§ **AIM OF THE TASK**: Pull every line containing "text" from the entries.

----------------------------------------

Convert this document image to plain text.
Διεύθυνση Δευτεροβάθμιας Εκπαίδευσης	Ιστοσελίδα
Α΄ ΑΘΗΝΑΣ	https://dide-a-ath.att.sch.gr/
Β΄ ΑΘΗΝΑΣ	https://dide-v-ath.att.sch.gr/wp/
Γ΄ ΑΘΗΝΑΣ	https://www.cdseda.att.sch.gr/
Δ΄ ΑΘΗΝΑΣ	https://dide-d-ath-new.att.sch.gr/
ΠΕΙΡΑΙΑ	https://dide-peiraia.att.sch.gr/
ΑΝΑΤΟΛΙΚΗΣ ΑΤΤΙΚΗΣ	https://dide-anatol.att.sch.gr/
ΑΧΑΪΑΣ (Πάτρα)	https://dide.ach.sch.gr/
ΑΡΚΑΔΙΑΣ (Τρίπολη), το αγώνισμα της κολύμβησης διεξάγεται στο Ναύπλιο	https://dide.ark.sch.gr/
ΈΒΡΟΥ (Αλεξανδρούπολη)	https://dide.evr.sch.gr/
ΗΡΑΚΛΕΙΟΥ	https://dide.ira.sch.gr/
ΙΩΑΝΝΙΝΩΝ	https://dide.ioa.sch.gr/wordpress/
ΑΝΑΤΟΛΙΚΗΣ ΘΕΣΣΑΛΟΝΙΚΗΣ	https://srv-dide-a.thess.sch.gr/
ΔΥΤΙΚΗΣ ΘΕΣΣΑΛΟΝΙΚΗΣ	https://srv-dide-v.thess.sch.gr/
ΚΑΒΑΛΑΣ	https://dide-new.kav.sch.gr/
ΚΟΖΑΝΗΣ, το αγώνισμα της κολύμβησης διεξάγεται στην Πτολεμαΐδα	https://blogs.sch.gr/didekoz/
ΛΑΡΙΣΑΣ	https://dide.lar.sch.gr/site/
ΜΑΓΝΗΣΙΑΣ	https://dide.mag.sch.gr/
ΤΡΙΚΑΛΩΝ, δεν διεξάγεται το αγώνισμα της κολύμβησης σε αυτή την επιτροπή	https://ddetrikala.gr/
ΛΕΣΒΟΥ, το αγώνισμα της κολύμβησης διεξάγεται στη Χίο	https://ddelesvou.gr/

----------------------------------------

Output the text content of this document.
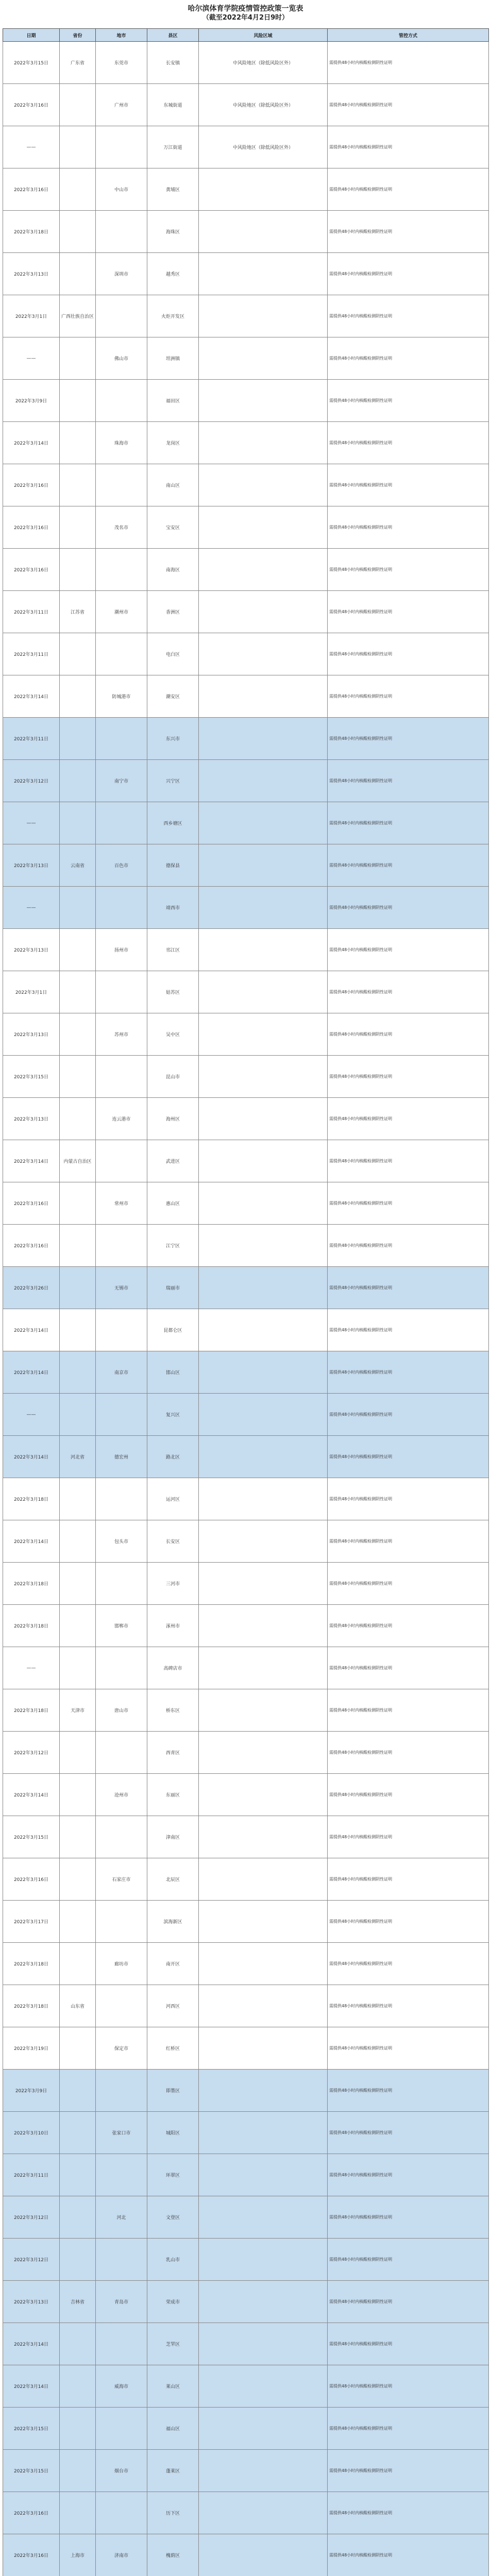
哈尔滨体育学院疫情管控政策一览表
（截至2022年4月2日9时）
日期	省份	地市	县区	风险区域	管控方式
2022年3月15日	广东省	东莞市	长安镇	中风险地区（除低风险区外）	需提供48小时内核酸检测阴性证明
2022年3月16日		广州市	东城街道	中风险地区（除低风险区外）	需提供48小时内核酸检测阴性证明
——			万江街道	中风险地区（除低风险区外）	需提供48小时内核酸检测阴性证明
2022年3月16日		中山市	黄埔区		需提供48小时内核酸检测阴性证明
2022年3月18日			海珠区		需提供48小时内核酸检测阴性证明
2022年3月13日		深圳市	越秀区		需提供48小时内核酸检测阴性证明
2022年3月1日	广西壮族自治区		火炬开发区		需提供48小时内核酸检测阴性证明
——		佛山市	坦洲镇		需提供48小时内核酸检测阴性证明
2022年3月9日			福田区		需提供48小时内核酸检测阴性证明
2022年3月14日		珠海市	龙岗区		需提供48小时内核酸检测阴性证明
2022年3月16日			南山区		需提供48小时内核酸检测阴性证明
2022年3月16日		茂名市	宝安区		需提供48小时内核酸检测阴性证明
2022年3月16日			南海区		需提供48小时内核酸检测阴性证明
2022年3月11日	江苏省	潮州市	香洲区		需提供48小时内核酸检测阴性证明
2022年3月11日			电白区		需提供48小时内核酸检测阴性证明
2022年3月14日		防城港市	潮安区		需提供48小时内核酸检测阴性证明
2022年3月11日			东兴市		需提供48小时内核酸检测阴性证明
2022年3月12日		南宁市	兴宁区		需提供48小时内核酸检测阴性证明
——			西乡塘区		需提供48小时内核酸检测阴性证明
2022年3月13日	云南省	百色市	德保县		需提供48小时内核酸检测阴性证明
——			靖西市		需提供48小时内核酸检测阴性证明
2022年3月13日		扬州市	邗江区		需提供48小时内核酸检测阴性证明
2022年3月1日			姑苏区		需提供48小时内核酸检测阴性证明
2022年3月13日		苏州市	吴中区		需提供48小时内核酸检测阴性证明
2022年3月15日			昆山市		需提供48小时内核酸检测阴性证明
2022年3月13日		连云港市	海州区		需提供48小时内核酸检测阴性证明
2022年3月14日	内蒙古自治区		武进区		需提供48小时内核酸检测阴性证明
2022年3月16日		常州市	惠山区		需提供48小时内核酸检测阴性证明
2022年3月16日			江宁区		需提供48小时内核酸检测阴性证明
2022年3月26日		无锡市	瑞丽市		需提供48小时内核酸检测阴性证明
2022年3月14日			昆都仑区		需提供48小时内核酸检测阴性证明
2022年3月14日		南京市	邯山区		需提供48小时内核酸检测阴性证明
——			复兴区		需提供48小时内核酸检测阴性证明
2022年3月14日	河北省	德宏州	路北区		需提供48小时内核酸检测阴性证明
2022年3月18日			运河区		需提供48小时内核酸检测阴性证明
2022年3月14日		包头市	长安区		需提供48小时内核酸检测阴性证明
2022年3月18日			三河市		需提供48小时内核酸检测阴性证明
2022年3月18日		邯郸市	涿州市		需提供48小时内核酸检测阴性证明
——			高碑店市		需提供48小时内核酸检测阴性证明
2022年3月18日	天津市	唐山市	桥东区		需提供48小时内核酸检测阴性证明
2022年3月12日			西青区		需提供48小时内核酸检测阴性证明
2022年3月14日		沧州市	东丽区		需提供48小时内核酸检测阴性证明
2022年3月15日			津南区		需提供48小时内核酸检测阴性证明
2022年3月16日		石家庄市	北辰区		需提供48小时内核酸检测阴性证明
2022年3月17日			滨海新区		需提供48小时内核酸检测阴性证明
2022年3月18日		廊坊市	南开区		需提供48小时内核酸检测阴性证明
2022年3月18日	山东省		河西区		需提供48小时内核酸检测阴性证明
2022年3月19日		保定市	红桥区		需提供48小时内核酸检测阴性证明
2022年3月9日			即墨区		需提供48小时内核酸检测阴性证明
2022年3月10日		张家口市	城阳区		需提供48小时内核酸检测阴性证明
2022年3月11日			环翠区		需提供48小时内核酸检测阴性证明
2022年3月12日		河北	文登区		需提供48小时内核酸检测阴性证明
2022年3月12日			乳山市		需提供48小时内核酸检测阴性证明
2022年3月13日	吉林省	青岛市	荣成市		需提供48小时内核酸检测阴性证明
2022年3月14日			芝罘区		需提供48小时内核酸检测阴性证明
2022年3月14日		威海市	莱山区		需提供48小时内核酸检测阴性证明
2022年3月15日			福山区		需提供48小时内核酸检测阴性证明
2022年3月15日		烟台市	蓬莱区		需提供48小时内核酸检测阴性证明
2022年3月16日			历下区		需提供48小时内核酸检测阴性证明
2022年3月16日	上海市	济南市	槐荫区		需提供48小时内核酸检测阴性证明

----------------------------------------

§ **CORRECT OUTPUT**:
Convert this document image to plain text.
Output the text content of this document.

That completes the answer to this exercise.